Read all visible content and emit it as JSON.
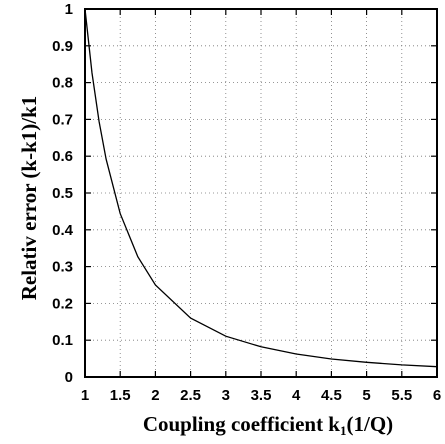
{
  "chart_data": {
    "type": "line",
    "title": "",
    "xlabel_main": "Coupling coefficient k",
    "xlabel_sub": "1",
    "xlabel_tail": "(1/Q)",
    "ylabel": "Relativ error (k-k1)/k1",
    "xlim": [
      1,
      6
    ],
    "ylim": [
      0,
      1
    ],
    "x_ticks": [
      "1",
      "1.5",
      "2",
      "2.5",
      "3",
      "3.5",
      "4",
      "4.5",
      "5",
      "5.5",
      "6"
    ],
    "y_ticks": [
      "0",
      "0.1",
      "0.2",
      "0.3",
      "0.4",
      "0.5",
      "0.6",
      "0.7",
      "0.8",
      "0.9",
      "1"
    ],
    "grid": true,
    "grid_style": "dotted",
    "series": [
      {
        "x": [
          1.0,
          1.1,
          1.2,
          1.3,
          1.5,
          1.75,
          2.0,
          2.5,
          3.0,
          3.5,
          4.0,
          4.5,
          5.0,
          5.5,
          6.0
        ],
        "y": [
          1.0,
          0.826,
          0.694,
          0.592,
          0.444,
          0.327,
          0.25,
          0.16,
          0.111,
          0.082,
          0.0625,
          0.049,
          0.04,
          0.033,
          0.028
        ]
      }
    ]
  }
}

- _EXERCISE DESCRIPTION_
What is needed is an exact reproduction of the data, pictures excluded.

- _ANSWER BELOW_
Read all visible content and emit it as JSON.
{
  "chart_data": {
    "type": "line",
    "title": "",
    "xlabel_main": "Coupling coefficient k",
    "xlabel_sub": "1",
    "xlabel_tail": "(1/Q)",
    "ylabel": "Relativ error (k-k1)/k1",
    "xlim": [
      1,
      6
    ],
    "ylim": [
      0,
      1
    ],
    "x_ticks": [
      "1",
      "1.5",
      "2",
      "2.5",
      "3",
      "3.5",
      "4",
      "4.5",
      "5",
      "5.5",
      "6"
    ],
    "y_ticks": [
      "0",
      "0.1",
      "0.2",
      "0.3",
      "0.4",
      "0.5",
      "0.6",
      "0.7",
      "0.8",
      "0.9",
      "1"
    ],
    "grid": true,
    "grid_style": "dotted",
    "series": [
      {
        "x": [
          1.0,
          1.1,
          1.2,
          1.3,
          1.5,
          1.75,
          2.0,
          2.5,
          3.0,
          3.5,
          4.0,
          4.5,
          5.0,
          5.5,
          6.0
        ],
        "y": [
          1.0,
          0.826,
          0.694,
          0.592,
          0.444,
          0.327,
          0.25,
          0.16,
          0.111,
          0.082,
          0.0625,
          0.049,
          0.04,
          0.033,
          0.028
        ]
      }
    ]
  }
}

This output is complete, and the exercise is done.